*YOUR GOAL*:
Find all lines in the listing that include the word "this", then copy them.

*SUPPLIED RECORDS*:
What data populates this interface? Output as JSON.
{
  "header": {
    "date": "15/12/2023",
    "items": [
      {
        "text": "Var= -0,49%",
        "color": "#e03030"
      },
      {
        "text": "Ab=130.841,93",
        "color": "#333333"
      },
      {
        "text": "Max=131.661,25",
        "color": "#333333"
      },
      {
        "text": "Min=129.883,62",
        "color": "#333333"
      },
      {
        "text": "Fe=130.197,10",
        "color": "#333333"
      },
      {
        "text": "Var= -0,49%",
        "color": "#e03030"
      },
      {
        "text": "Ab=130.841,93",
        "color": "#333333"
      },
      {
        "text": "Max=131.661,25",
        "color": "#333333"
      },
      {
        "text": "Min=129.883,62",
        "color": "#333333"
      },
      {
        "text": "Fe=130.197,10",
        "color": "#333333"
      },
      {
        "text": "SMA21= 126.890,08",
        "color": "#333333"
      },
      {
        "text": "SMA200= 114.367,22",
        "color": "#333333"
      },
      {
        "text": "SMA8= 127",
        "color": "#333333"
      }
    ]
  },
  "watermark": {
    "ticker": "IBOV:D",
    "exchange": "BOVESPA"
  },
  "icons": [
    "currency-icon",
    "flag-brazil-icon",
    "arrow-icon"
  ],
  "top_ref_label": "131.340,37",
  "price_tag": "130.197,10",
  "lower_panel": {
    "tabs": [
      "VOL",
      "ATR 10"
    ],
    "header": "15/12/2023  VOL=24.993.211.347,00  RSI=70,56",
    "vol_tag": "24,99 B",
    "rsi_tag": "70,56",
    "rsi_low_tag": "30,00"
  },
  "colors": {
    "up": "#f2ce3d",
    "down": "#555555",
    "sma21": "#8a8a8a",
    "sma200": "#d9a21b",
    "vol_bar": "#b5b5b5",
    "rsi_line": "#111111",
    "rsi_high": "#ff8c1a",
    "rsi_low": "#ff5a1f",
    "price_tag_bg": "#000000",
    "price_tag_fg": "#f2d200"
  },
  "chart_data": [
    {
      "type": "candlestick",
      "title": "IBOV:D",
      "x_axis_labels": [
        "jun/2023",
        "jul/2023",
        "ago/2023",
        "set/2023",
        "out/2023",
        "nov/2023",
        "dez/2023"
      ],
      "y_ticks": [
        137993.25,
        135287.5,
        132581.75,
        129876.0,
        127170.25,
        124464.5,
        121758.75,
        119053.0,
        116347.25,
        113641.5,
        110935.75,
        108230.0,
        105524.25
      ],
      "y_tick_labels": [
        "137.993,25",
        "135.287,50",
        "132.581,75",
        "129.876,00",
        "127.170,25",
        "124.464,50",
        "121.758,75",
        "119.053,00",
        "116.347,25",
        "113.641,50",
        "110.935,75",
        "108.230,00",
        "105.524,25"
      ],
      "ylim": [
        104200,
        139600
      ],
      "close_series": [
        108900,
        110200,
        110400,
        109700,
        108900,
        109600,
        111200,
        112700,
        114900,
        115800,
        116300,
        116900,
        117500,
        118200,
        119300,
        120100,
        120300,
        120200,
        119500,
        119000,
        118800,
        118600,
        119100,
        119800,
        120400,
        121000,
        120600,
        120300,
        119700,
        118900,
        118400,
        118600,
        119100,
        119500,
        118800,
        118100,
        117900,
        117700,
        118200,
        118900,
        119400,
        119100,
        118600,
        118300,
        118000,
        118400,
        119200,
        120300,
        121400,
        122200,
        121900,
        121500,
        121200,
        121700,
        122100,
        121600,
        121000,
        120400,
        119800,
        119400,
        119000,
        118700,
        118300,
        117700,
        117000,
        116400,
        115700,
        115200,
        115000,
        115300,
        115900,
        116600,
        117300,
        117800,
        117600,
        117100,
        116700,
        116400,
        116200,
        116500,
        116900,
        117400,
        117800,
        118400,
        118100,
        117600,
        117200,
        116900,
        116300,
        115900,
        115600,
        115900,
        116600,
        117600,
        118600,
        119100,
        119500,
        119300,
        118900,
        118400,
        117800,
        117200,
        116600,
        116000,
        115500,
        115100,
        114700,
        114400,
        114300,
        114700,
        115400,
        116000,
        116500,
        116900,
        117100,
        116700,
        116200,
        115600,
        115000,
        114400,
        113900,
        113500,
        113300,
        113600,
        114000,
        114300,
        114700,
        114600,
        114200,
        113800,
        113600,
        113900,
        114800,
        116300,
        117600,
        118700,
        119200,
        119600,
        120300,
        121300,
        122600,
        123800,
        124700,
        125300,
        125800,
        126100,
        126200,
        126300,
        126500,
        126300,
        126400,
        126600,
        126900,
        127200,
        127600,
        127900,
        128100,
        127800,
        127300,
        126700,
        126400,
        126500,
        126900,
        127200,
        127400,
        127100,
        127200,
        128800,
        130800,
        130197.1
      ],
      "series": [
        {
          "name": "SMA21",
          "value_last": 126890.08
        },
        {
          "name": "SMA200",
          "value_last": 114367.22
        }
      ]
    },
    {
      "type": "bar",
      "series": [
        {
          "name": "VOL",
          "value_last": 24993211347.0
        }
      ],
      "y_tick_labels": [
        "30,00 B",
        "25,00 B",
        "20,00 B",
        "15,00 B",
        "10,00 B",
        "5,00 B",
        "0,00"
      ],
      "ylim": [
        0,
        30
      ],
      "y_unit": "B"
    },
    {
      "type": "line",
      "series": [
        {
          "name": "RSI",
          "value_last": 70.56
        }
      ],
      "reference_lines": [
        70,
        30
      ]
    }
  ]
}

--

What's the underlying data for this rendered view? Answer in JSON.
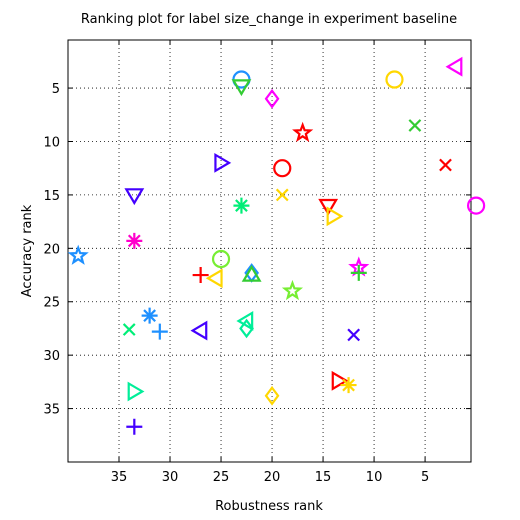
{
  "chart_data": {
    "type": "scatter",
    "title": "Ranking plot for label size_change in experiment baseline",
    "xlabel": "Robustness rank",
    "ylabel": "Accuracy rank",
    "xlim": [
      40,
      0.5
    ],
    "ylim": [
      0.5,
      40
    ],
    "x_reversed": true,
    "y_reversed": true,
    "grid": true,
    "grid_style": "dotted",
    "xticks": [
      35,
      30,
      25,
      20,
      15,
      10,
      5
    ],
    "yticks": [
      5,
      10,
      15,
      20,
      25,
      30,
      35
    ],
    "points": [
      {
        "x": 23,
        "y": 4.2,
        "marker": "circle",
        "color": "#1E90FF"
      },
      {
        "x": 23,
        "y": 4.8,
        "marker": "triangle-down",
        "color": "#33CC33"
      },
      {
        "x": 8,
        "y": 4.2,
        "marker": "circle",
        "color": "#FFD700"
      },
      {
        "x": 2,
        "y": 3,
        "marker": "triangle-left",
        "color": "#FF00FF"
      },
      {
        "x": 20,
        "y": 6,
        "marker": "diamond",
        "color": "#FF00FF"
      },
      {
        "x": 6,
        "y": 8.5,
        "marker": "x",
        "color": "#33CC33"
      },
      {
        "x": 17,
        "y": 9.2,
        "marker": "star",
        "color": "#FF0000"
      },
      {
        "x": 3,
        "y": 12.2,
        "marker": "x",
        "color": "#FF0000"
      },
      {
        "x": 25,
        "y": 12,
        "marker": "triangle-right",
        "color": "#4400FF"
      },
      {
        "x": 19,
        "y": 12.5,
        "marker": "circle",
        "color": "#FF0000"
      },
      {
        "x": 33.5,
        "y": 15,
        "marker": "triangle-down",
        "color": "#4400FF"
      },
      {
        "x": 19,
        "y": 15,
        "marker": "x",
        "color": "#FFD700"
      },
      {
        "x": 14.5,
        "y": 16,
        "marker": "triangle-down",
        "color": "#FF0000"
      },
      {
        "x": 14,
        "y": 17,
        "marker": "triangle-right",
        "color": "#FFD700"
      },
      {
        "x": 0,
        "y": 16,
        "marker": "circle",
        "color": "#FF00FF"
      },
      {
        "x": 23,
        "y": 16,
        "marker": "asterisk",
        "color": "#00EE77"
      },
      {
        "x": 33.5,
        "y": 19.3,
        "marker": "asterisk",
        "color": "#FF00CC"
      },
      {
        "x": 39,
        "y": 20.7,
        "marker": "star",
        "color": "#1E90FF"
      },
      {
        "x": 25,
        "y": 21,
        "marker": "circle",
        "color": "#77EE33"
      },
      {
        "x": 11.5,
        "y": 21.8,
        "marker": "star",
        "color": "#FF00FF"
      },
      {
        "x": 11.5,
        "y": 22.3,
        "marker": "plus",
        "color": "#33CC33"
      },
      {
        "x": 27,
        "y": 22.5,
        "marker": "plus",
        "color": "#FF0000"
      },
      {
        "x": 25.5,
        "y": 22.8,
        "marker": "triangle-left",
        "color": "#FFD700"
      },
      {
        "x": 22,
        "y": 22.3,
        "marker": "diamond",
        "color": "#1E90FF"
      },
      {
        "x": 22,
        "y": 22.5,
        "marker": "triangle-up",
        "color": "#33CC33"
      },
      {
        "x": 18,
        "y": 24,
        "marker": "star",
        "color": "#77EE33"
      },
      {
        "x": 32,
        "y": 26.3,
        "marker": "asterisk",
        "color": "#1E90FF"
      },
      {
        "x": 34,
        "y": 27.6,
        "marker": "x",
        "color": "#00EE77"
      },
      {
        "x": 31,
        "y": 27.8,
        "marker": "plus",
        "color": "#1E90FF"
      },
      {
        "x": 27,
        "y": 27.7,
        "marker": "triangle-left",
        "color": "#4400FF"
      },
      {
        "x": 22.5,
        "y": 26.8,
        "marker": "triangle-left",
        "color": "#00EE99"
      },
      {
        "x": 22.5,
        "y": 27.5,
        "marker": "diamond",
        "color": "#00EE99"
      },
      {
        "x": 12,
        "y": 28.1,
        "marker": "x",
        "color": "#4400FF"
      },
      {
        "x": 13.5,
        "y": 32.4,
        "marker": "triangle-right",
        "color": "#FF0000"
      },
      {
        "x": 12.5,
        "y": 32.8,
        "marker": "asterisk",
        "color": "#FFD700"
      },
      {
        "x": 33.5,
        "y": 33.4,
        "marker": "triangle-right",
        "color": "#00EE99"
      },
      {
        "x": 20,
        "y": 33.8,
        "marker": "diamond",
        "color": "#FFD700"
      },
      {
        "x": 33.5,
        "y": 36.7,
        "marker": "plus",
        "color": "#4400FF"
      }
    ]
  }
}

*EXERCISE OUTPUT*:
What data populates this interface? Output as JSON.
What's the underlying data for this rendered view? Answer in JSON.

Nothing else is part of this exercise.